If a line in the listing includes the word "model", copy it out.

★ ★ ★ ★ ★

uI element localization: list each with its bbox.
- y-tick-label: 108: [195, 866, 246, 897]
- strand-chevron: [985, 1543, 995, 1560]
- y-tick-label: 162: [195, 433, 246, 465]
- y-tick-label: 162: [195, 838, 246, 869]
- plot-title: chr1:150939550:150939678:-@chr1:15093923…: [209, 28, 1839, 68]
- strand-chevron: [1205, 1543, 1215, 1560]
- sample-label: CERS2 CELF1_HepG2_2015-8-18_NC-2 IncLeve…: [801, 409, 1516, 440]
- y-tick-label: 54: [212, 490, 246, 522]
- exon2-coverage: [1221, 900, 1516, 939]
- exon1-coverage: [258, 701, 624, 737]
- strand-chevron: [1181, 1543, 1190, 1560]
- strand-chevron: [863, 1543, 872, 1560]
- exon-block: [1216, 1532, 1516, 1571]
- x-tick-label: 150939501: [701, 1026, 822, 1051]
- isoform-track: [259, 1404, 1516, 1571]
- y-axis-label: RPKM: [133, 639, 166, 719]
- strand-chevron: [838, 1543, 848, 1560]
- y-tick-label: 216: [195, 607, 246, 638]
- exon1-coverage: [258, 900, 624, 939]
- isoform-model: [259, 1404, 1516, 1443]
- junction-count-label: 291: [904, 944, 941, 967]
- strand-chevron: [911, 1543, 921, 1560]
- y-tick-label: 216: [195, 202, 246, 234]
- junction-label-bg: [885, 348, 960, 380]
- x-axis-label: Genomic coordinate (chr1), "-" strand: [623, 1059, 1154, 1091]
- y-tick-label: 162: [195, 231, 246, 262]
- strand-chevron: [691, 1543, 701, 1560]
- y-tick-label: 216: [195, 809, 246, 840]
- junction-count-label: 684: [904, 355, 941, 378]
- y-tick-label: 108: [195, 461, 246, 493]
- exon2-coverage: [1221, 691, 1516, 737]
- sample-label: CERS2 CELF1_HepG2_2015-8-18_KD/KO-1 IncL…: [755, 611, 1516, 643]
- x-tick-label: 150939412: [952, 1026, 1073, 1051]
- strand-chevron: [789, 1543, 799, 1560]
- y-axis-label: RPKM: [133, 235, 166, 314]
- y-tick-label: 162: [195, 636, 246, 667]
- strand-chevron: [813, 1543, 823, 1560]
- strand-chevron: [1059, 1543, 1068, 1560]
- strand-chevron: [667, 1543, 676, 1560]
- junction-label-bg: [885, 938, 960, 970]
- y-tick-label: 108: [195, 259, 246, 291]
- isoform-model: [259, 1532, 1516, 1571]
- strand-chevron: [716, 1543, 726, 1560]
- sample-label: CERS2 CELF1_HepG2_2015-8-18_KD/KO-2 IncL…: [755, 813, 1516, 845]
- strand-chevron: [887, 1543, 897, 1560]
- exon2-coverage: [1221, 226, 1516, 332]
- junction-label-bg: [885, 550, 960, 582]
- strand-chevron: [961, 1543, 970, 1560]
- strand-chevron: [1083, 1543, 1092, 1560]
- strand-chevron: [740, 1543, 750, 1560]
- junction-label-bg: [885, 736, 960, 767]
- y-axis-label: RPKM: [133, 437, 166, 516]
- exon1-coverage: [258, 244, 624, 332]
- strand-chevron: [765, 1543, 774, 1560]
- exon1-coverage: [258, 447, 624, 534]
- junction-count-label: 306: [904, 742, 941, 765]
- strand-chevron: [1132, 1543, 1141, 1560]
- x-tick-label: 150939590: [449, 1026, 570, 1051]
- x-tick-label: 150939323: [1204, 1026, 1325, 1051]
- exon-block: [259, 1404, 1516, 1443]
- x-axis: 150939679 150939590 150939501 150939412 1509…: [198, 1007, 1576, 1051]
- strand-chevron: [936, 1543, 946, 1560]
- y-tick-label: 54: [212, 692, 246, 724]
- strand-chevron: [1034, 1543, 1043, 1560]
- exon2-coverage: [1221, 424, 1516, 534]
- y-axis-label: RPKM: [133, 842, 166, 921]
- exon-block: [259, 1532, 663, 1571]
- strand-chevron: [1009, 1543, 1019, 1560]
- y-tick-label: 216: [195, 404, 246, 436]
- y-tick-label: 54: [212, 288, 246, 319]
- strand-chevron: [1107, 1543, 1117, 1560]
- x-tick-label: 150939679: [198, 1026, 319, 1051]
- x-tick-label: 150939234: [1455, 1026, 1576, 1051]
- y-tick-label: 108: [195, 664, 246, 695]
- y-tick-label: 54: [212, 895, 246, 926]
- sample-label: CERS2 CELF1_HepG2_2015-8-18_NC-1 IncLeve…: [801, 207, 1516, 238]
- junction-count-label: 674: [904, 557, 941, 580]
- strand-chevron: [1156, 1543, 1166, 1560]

★ ★ ★ ★ ★

Response to this exercise:
- isoform-model: [259, 1404, 1516, 1443]
- isoform-model: [259, 1532, 1516, 1571]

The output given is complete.